— START OF INPUT DATA —

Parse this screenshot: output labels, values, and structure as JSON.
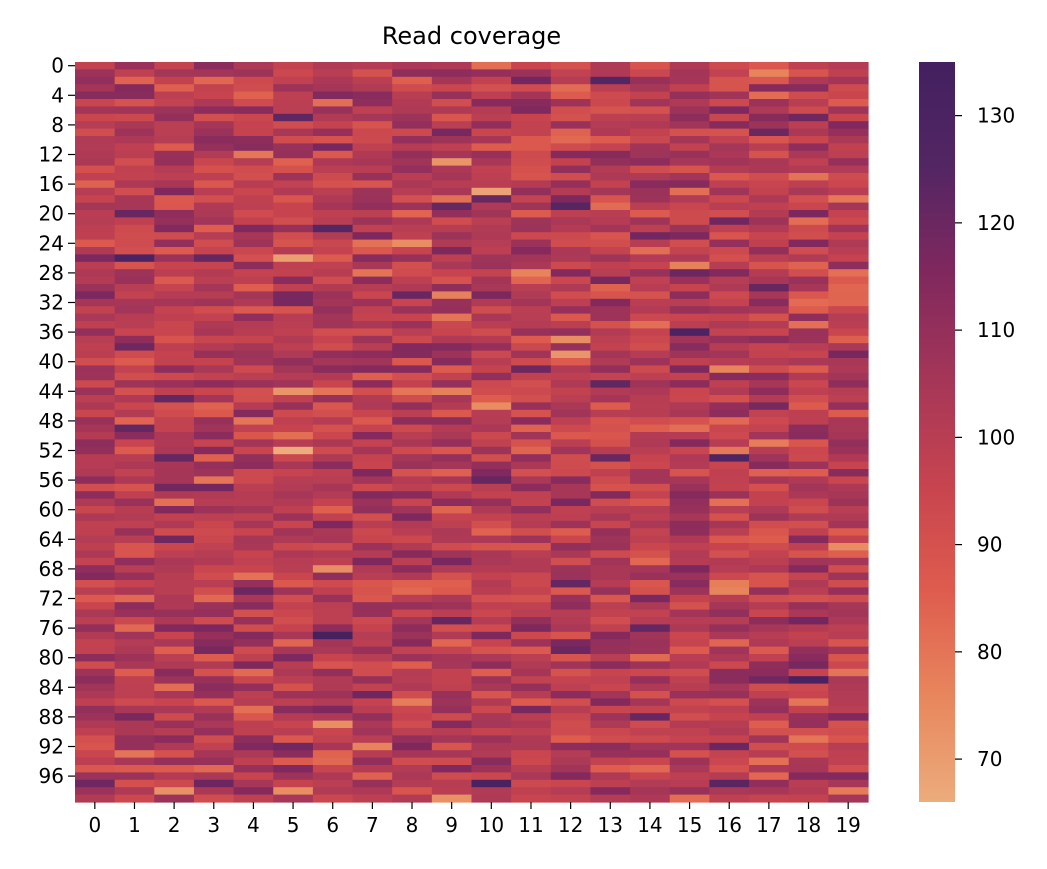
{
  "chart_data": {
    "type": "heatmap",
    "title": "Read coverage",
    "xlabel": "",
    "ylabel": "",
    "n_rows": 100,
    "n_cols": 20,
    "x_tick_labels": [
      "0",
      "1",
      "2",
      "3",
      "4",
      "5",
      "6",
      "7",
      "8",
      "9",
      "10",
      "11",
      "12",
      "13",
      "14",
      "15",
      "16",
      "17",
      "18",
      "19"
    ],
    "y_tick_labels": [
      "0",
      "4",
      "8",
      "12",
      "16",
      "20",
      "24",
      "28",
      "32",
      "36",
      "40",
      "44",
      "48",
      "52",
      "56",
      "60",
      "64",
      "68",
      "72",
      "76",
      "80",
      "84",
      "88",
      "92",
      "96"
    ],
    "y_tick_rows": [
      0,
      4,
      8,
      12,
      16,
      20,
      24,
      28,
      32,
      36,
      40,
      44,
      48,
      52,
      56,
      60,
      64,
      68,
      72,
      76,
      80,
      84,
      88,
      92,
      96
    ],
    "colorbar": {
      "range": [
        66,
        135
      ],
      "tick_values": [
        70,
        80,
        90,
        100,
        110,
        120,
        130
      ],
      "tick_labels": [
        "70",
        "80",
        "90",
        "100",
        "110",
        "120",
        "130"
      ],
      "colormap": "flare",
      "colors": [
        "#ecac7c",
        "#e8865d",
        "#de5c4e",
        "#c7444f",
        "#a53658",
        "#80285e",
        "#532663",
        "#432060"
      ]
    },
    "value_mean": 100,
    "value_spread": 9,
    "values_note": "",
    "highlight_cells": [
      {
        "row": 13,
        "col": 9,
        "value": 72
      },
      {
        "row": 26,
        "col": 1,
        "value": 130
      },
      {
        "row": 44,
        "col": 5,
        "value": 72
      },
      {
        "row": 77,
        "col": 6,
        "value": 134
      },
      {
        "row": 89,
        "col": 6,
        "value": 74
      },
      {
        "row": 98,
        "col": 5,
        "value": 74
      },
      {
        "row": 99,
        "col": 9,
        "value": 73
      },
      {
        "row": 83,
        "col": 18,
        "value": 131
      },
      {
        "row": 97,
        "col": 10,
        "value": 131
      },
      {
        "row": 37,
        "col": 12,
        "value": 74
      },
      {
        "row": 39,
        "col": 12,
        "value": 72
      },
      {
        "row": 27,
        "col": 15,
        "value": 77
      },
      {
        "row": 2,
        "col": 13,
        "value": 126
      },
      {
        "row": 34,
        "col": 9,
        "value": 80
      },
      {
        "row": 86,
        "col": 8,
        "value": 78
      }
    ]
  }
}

— END OF INPUT DATA —

▶ _YOUR OBJECTIVE_: All of the records above must be copied exactly, except for the pictures.

▶ _FULL SOLUTION_:
Parse this screenshot: output labels, values, and structure as JSON.
{
  "chart_data": {
    "type": "heatmap",
    "title": "Read coverage",
    "xlabel": "",
    "ylabel": "",
    "n_rows": 100,
    "n_cols": 20,
    "x_tick_labels": [
      "0",
      "1",
      "2",
      "3",
      "4",
      "5",
      "6",
      "7",
      "8",
      "9",
      "10",
      "11",
      "12",
      "13",
      "14",
      "15",
      "16",
      "17",
      "18",
      "19"
    ],
    "y_tick_labels": [
      "0",
      "4",
      "8",
      "12",
      "16",
      "20",
      "24",
      "28",
      "32",
      "36",
      "40",
      "44",
      "48",
      "52",
      "56",
      "60",
      "64",
      "68",
      "72",
      "76",
      "80",
      "84",
      "88",
      "92",
      "96"
    ],
    "y_tick_rows": [
      0,
      4,
      8,
      12,
      16,
      20,
      24,
      28,
      32,
      36,
      40,
      44,
      48,
      52,
      56,
      60,
      64,
      68,
      72,
      76,
      80,
      84,
      88,
      92,
      96
    ],
    "colorbar": {
      "range": [
        66,
        135
      ],
      "tick_values": [
        70,
        80,
        90,
        100,
        110,
        120,
        130
      ],
      "tick_labels": [
        "70",
        "80",
        "90",
        "100",
        "110",
        "120",
        "130"
      ],
      "colormap": "flare",
      "colors": [
        "#ecac7c",
        "#e8865d",
        "#de5c4e",
        "#c7444f",
        "#a53658",
        "#80285e",
        "#532663",
        "#432060"
      ]
    },
    "value_mean": 100,
    "value_spread": 9,
    "values_note": "",
    "highlight_cells": [
      {
        "row": 13,
        "col": 9,
        "value": 72
      },
      {
        "row": 26,
        "col": 1,
        "value": 130
      },
      {
        "row": 44,
        "col": 5,
        "value": 72
      },
      {
        "row": 77,
        "col": 6,
        "value": 134
      },
      {
        "row": 89,
        "col": 6,
        "value": 74
      },
      {
        "row": 98,
        "col": 5,
        "value": 74
      },
      {
        "row": 99,
        "col": 9,
        "value": 73
      },
      {
        "row": 83,
        "col": 18,
        "value": 131
      },
      {
        "row": 97,
        "col": 10,
        "value": 131
      },
      {
        "row": 37,
        "col": 12,
        "value": 74
      },
      {
        "row": 39,
        "col": 12,
        "value": 72
      },
      {
        "row": 27,
        "col": 15,
        "value": 77
      },
      {
        "row": 2,
        "col": 13,
        "value": 126
      },
      {
        "row": 34,
        "col": 9,
        "value": 80
      },
      {
        "row": 86,
        "col": 8,
        "value": 78
      }
    ]
  }
}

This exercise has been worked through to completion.